## Records supplied

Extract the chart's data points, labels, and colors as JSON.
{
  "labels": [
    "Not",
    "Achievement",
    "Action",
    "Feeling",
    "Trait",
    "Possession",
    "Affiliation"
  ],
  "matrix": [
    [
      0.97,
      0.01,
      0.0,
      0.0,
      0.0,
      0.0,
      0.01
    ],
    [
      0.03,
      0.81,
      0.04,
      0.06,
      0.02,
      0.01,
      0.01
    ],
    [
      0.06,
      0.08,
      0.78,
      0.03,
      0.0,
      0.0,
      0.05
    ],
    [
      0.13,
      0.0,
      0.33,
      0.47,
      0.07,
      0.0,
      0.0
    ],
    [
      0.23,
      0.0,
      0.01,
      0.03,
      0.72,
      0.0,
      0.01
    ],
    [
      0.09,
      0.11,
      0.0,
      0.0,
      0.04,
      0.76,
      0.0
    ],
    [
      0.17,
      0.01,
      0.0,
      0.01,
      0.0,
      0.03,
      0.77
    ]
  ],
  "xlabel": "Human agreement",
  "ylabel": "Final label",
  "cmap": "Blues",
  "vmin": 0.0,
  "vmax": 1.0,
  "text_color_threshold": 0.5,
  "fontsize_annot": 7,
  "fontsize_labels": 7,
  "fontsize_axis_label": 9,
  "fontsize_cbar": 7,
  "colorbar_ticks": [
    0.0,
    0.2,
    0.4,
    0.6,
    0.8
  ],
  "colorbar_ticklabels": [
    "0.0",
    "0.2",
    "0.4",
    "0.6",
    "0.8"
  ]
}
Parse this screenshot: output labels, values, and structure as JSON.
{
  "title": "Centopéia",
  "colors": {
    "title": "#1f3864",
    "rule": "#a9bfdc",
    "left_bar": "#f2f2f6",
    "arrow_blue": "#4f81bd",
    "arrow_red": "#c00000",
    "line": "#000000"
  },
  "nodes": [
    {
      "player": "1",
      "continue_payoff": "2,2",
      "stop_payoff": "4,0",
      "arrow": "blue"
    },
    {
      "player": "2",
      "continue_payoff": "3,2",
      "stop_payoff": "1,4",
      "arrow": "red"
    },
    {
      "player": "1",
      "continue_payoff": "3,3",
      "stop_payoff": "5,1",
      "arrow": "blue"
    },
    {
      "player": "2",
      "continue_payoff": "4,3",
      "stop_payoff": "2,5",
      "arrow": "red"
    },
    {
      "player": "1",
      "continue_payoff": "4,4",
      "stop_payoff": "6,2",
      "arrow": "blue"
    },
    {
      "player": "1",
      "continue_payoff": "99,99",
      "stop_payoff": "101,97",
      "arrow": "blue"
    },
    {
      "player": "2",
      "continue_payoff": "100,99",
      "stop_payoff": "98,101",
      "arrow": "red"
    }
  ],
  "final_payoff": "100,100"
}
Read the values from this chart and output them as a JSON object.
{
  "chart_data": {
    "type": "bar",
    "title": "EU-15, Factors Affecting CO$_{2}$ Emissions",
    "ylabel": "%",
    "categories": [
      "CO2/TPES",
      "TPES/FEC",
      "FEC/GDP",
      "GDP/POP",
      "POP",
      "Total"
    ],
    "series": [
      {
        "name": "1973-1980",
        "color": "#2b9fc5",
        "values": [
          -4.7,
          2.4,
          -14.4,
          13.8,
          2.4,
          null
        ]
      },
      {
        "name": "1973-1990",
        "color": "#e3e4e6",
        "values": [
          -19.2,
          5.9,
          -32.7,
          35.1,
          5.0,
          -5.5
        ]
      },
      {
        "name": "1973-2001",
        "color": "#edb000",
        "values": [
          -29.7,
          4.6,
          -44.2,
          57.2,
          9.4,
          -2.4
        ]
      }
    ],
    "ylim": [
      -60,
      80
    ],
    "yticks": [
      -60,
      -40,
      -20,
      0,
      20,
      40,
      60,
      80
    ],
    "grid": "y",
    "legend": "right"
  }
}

## Exercise requirements
Which lines hold the word "this"? Return all of them from the records above.

## The output
Parse this screenshot: output labels, values, and structure as JSON.
Read the values from this chart and output them as a JSON object.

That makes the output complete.